| Goal of the exercise |
Copy the rows below word for word, starting at the line that contains "- material-icon[interactable]: [17, 57, 27, 67]" and ending after the line that contains "- shelf-icon-move[interactable]: Move: [180, 33, 198, 49]".

---------- Input records

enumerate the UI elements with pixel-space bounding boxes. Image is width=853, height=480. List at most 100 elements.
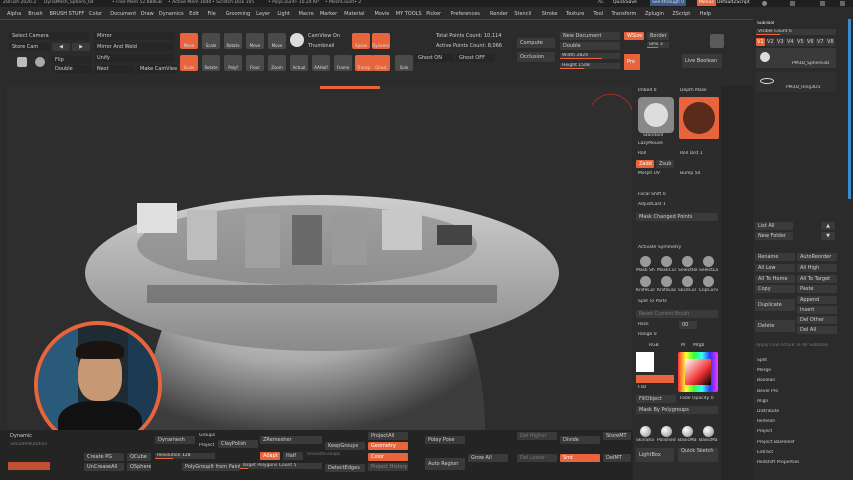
- material-icon[interactable]: [17, 57, 27, 67]
- move-down-button[interactable]: ▼: [821, 232, 835, 240]
- store-mt-button[interactable]: StoreMT: [603, 432, 631, 440]
- action-bevel-pro[interactable]: Bevel Pro: [757, 389, 778, 395]
- shelf-icon-move[interactable]: Move: [180, 33, 198, 49]
- see-through-slider[interactable]: See-through 0: [650, 0, 686, 6]
- version-v7[interactable]: V7: [816, 38, 825, 46]
- action-split[interactable]: Split: [757, 358, 767, 364]
- apply-low-active-button[interactable]: Apply Low Active To All Subtools: [756, 343, 828, 349]
- poly-pose-button[interactable]: Polay Pose: [425, 436, 465, 444]
- spix-slider[interactable]: SPix 3: [647, 42, 669, 48]
- color-picker[interactable]: [678, 352, 718, 392]
- color-swatch-main[interactable]: [636, 352, 654, 372]
- smooth-groups-toggle[interactable]: SmoothGroups: [307, 452, 340, 458]
- prev-cam-button[interactable]: ◀: [52, 43, 70, 51]
- range-slider[interactable]: Range 0: [638, 332, 657, 338]
- create-pg-button[interactable]: Create PG: [84, 453, 124, 461]
- version-v8[interactable]: V8: [826, 38, 835, 46]
- brush-selectre[interactable]: SelectRe: [678, 255, 698, 274]
- unify-button[interactable]: Unify: [94, 54, 174, 62]
- action-redshift-properties[interactable]: Redshift Properties: [757, 460, 799, 466]
- menu-picker[interactable]: Picker: [426, 10, 441, 18]
- primary-color-bar[interactable]: [636, 375, 674, 383]
- duplicate-button[interactable]: Duplicate: [755, 299, 795, 311]
- append-button[interactable]: Append: [797, 296, 837, 304]
- brush-knifecur[interactable]: KnifeCur: [636, 275, 655, 294]
- menu-dynamics[interactable]: Dynamics: [159, 10, 184, 18]
- height-slider[interactable]: Height 1508: [560, 63, 620, 69]
- focal-shift-slider[interactable]: Focal Shift 0: [638, 192, 666, 198]
- menu-preferences[interactable]: Preferences: [451, 10, 480, 18]
- brush-maskcur[interactable]: MaskCur: [657, 255, 676, 274]
- standard-brush-icon[interactable]: [638, 97, 674, 133]
- menu-movie[interactable]: Movie: [375, 10, 390, 18]
- canvas-viewport[interactable]: [7, 85, 632, 449]
- project-toggle[interactable]: Project: [199, 443, 214, 449]
- version-v3[interactable]: V3: [776, 38, 785, 46]
- del-other-button[interactable]: Del Other: [797, 316, 837, 324]
- material-1[interactable]: Polished: [657, 426, 676, 445]
- ghost-off-button[interactable]: Ghost OFF: [456, 54, 494, 62]
- brush-knifelas[interactable]: KnifeLas: [657, 275, 676, 294]
- action-align[interactable]: Align: [757, 399, 768, 405]
- auto-region-button[interactable]: Auto Region: [425, 458, 465, 470]
- flip-button[interactable]: Flip: [52, 56, 92, 64]
- shelf-icon-solo[interactable]: Solo: [395, 55, 413, 71]
- all-low-button[interactable]: All Low: [755, 264, 795, 272]
- split-to-parts-button[interactable]: Split To Parts: [638, 299, 667, 305]
- minimize-icon[interactable]: [820, 1, 825, 6]
- subtool-item-1[interactable]: PM3D_Sphere3D: [756, 48, 836, 68]
- action-merge[interactable]: Merge: [757, 368, 771, 374]
- shelf-icon-dynamic[interactable]: Dynamic: [372, 33, 390, 49]
- action-boolean[interactable]: Boolean: [757, 378, 775, 384]
- version-v6[interactable]: V6: [806, 38, 815, 46]
- new-folder-button[interactable]: New Folder: [755, 232, 793, 240]
- menu-draw[interactable]: Draw: [141, 10, 154, 18]
- menu-transform[interactable]: Transform: [612, 10, 637, 18]
- adjust-last-slider[interactable]: AdjustLast 1: [638, 202, 666, 208]
- adapt-button[interactable]: Adapt: [260, 452, 280, 460]
- shelf-icon-actual[interactable]: Actual: [290, 55, 308, 71]
- fade-opacity-slider[interactable]: Fade Opacity 0: [680, 396, 714, 402]
- all-high-button[interactable]: All High: [797, 264, 837, 272]
- half-button[interactable]: Half: [283, 452, 303, 460]
- detect-edges-button[interactable]: DetectEdges: [325, 464, 365, 472]
- brush-selectla[interactable]: SelectLa: [699, 255, 718, 274]
- menu-render[interactable]: Render: [490, 10, 508, 18]
- keepgroups-button[interactable]: KeepGroups: [325, 442, 365, 450]
- shelf-icon-move[interactable]: Move: [268, 33, 286, 49]
- menu-macro[interactable]: Macro: [299, 10, 314, 18]
- thumbnail-toggle[interactable]: Thumbnail: [308, 43, 334, 50]
- groups-toggle[interactable]: Groups: [199, 433, 215, 439]
- menu-light[interactable]: Light: [277, 10, 289, 18]
- double-doc-button[interactable]: Double: [560, 42, 620, 50]
- all-to-home-button[interactable]: All To Home: [755, 275, 795, 283]
- list-all-button[interactable]: List All: [755, 222, 793, 230]
- activate-symmetry-button[interactable]: Activate Symmetry: [638, 245, 681, 251]
- version-v5[interactable]: V5: [796, 38, 805, 46]
- resolution-slider[interactable]: Resolution 128: [155, 453, 215, 459]
- menu-stroke[interactable]: Stroke: [542, 10, 558, 18]
- quicksave-button[interactable]: QuickSave: [613, 0, 637, 6]
- menu-material[interactable]: Material: [344, 10, 364, 18]
- action-project[interactable]: Project: [757, 429, 772, 435]
- version-v2[interactable]: V2: [766, 38, 775, 46]
- material-2[interactable]: BasicMa: [678, 426, 697, 445]
- pro-button[interactable]: Pro: [624, 54, 640, 70]
- store-cam-button[interactable]: Store Cam: [9, 43, 49, 51]
- menu-texture[interactable]: Texture: [566, 10, 584, 18]
- imbed-slider[interactable]: Imbed 0: [638, 88, 657, 94]
- next-button[interactable]: Next: [94, 65, 134, 73]
- quick-sketch-button[interactable]: Quick Sketch: [678, 448, 718, 462]
- shelf-icon-aahalf[interactable]: AAHalf: [312, 55, 330, 71]
- default-zscript-button[interactable]: DefaultZScript: [717, 0, 750, 6]
- ghost-on-button[interactable]: Ghost ON: [415, 54, 453, 62]
- insert-button[interactable]: Insert: [797, 306, 837, 314]
- visible-count-slider[interactable]: Visible Count 6: [756, 29, 836, 35]
- rename-button[interactable]: Rename: [755, 253, 795, 261]
- version-v4[interactable]: V4: [786, 38, 795, 46]
- shelf-icon-move[interactable]: Move: [246, 33, 264, 49]
- color-toggle[interactable]: Color: [368, 453, 408, 461]
- del-higher-button[interactable]: Del Higher: [517, 432, 557, 440]
- all-to-target-button[interactable]: All To Target: [797, 275, 837, 283]
- shelf-icon-scale[interactable]: Scale: [180, 55, 198, 71]
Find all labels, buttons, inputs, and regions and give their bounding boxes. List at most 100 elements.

--------------------

| Output below |
- material-icon[interactable]: [17, 57, 27, 67]
- move-down-button[interactable]: ▼: [821, 232, 835, 240]
- store-mt-button[interactable]: StoreMT: [603, 432, 631, 440]
- action-bevel-pro[interactable]: Bevel Pro: [757, 389, 778, 395]
- shelf-icon-move[interactable]: Move: [180, 33, 198, 49]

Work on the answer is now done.